# GIVEN INSTRUCTION
Output every line exactly as written. Leave out pictures.

# DATA LISTING
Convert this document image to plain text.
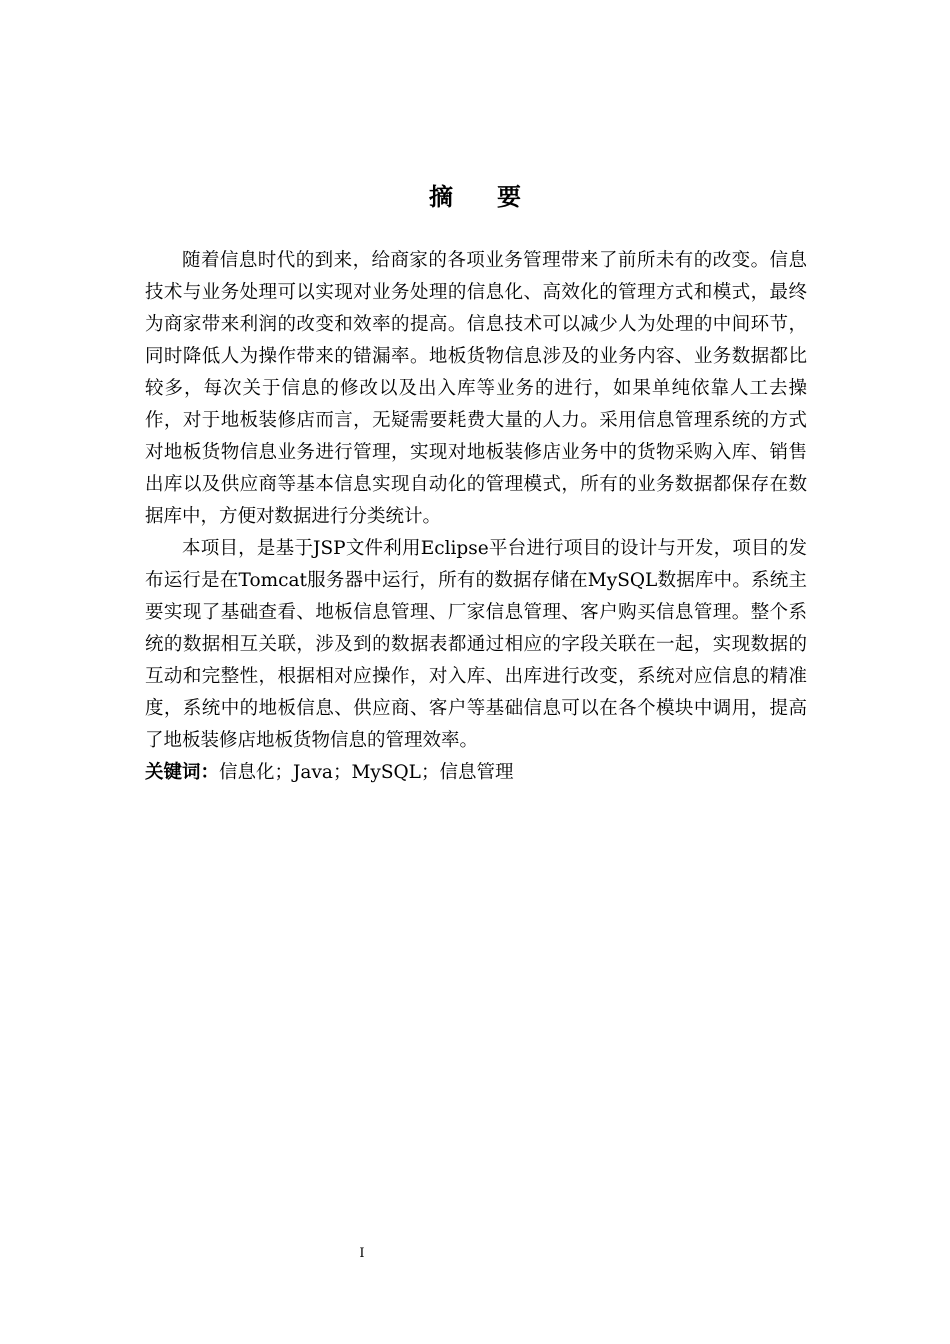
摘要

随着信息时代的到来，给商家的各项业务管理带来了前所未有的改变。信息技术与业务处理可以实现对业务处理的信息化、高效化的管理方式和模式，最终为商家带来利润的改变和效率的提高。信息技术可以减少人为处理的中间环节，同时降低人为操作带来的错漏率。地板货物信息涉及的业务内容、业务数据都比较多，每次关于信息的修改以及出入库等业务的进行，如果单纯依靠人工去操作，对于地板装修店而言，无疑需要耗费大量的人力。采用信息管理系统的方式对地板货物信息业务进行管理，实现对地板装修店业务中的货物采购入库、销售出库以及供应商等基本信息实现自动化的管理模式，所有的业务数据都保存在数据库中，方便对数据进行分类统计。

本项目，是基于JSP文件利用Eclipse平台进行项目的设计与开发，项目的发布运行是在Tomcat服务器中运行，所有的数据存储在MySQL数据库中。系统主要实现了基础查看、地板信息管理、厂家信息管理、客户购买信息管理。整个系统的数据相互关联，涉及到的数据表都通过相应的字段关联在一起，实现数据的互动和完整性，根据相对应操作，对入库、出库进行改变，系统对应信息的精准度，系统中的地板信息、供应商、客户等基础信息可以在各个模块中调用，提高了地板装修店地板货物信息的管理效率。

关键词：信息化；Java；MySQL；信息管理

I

# FINAL RESULT
Convert this document image to plain text.
摘要

随着信息时代的到来，给商家的各项业务管理带来了前所未有的改变。信息技术与业务处理可以实现对业务处理的信息化、高效化的管理方式和模式，最终为商家带来利润的改变和效率的提高。信息技术可以减少人为处理的中间环节，同时降低人为操作带来的错漏率。地板货物信息涉及的业务内容、业务数据都比较多，每次关于信息的修改以及出入库等业务的进行，如果单纯依靠人工去操作，对于地板装修店而言，无疑需要耗费大量的人力。采用信息管理系统的方式对地板货物信息业务进行管理，实现对地板装修店业务中的货物采购入库、销售出库以及供应商等基本信息实现自动化的管理模式，所有的业务数据都保存在数据库中，方便对数据进行分类统计。

本项目，是基于JSP文件利用Eclipse平台进行项目的设计与开发，项目的发布运行是在Tomcat服务器中运行，所有的数据存储在MySQL数据库中。系统主要实现了基础查看、地板信息管理、厂家信息管理、客户购买信息管理。整个系统的数据相互关联，涉及到的数据表都通过相应的字段关联在一起，实现数据的互动和完整性，根据相对应操作，对入库、出库进行改变，系统对应信息的精准度，系统中的地板信息、供应商、客户等基础信息可以在各个模块中调用，提高了地板装修店地板货物信息的管理效率。

关键词：信息化；Java；MySQL；信息管理

I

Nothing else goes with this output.